Only the lines holding the string "decimal" are needed. Copy each one.
------ Provided records ------
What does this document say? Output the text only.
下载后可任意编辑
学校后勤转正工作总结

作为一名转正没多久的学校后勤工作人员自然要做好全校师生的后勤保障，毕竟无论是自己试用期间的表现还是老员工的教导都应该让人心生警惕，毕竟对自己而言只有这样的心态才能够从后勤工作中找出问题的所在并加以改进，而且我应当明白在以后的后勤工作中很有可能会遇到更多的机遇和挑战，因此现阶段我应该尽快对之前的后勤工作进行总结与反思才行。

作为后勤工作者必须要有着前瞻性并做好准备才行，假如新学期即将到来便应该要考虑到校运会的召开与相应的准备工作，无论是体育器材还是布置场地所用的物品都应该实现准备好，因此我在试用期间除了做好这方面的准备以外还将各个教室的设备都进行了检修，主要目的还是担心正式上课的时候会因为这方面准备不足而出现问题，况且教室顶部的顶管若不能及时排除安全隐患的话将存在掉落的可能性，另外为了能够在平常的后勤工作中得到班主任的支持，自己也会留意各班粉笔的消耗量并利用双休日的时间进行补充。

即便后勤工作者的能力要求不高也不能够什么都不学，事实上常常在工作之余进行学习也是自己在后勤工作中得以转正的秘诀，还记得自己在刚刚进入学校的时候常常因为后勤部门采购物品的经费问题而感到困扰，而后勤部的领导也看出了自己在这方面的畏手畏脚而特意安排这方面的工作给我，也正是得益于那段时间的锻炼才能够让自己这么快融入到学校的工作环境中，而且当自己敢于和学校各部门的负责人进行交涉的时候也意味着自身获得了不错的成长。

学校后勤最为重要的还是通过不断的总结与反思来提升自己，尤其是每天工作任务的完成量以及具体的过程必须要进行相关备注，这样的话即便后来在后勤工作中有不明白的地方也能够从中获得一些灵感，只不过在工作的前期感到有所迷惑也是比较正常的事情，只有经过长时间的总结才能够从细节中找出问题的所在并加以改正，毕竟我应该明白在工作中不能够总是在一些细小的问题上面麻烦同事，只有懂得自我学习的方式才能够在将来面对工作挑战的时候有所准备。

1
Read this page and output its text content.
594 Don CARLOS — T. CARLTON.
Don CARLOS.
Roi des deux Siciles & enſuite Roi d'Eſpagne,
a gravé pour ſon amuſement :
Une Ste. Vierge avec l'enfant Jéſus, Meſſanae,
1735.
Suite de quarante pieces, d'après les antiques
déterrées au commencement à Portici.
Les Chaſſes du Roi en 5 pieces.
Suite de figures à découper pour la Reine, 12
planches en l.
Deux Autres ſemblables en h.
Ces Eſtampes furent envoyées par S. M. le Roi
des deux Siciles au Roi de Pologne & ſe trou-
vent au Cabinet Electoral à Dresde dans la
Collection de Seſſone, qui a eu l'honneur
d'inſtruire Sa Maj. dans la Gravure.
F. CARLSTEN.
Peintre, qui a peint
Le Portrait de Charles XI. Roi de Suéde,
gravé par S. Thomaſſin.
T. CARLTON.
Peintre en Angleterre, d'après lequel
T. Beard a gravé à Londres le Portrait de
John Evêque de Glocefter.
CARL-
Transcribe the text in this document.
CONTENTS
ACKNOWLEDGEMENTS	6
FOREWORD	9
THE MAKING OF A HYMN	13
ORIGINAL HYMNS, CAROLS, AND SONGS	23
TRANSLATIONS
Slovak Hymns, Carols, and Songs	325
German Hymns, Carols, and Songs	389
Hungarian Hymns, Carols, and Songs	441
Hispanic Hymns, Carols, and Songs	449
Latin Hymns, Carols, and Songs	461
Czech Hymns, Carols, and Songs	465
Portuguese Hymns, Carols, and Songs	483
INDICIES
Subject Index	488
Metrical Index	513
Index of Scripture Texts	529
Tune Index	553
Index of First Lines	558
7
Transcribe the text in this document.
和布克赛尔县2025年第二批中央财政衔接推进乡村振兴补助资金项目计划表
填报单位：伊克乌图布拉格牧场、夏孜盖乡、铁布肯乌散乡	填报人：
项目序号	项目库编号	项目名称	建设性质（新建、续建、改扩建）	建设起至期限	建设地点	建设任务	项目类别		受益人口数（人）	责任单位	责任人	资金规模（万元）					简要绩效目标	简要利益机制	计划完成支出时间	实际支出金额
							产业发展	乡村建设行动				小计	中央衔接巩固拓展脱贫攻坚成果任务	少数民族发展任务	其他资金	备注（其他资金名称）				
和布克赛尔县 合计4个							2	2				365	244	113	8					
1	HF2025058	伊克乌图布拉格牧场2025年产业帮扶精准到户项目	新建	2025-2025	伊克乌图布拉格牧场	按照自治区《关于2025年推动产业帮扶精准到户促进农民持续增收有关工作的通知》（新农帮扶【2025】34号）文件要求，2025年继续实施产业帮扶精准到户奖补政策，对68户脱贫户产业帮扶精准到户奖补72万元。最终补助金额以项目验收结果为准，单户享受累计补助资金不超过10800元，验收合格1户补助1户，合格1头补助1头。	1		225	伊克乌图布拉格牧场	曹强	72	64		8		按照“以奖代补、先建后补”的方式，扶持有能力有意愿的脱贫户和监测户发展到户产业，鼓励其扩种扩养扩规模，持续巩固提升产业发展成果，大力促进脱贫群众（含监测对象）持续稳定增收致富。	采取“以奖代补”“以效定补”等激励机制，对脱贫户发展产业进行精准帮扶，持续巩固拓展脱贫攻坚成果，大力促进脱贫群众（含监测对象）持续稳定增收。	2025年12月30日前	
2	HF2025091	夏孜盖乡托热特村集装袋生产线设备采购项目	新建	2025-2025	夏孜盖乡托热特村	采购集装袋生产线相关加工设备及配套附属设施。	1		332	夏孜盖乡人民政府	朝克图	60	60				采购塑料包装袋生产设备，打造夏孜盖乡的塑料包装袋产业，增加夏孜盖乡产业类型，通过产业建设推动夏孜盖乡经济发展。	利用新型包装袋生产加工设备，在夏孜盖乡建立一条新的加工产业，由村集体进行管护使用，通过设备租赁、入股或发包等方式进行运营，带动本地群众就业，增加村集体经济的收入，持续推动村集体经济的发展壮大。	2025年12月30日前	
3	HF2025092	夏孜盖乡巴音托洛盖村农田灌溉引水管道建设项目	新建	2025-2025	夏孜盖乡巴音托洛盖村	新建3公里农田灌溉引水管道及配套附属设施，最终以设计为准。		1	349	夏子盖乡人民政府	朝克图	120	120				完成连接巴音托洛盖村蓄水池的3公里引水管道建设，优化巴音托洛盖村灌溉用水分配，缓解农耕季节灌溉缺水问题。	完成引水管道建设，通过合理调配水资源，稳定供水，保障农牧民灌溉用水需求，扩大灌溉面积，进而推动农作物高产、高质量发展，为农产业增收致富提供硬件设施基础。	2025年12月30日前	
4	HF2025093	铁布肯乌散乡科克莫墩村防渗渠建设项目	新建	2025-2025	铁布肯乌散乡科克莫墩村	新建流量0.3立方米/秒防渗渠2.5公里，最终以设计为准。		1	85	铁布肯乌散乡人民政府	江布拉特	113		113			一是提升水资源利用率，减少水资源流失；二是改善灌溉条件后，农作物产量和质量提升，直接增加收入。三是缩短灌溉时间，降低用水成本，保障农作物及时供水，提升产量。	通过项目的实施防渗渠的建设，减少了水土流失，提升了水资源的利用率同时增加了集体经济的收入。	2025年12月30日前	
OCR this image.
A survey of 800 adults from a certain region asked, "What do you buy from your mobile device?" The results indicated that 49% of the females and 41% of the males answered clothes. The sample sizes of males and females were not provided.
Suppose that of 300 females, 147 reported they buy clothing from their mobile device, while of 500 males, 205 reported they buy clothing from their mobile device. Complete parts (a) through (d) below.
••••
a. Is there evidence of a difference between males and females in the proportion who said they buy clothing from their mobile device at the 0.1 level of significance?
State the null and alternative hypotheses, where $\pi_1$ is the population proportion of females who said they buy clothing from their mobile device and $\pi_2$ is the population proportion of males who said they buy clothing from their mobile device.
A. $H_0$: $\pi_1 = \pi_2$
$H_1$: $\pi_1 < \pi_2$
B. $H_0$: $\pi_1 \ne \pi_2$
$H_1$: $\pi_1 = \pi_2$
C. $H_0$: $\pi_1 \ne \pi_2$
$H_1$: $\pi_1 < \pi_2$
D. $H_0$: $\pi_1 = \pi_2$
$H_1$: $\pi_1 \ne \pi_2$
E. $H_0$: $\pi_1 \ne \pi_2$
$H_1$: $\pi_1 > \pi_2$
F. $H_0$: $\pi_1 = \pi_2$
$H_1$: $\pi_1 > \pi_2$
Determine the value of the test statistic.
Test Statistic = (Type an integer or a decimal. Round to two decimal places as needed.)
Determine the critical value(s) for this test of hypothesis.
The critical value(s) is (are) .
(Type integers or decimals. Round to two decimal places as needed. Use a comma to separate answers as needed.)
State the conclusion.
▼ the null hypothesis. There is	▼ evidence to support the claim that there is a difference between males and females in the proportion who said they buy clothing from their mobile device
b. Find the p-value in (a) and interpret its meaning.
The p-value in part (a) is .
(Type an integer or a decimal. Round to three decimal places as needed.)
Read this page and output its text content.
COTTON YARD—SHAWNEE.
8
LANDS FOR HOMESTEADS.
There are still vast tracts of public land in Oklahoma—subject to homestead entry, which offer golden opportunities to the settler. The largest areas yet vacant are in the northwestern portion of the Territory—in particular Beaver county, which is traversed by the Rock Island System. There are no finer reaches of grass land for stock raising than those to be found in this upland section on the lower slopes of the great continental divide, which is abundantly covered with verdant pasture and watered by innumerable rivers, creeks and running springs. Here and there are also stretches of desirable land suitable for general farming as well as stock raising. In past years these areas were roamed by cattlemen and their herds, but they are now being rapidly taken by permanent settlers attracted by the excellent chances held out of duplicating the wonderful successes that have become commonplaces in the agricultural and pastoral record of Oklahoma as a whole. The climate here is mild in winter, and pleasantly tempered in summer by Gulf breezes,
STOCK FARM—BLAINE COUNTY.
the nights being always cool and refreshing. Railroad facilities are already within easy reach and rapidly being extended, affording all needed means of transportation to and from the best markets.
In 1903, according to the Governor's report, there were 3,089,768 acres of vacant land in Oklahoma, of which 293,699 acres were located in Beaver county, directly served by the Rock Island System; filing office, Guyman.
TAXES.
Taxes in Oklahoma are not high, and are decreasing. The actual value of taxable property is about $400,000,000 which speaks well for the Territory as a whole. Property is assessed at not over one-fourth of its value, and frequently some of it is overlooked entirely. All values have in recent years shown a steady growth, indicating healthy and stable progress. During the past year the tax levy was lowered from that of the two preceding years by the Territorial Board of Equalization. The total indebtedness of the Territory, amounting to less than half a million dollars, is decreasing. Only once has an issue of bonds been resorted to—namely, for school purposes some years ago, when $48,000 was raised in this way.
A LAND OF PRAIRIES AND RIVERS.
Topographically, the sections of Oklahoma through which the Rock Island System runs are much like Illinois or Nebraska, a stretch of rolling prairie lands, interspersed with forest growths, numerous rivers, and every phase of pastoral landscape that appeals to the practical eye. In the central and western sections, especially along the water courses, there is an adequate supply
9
------
● Exercise result:
Test Statistic = (Type an integer or a decimal. Round to two decimal places as needed.)
(Type integers or decimals. Round to two decimal places as needed. Use a comma to separate answers as needed.)
(Type an integer or a decimal. Round to three decimal places as needed.)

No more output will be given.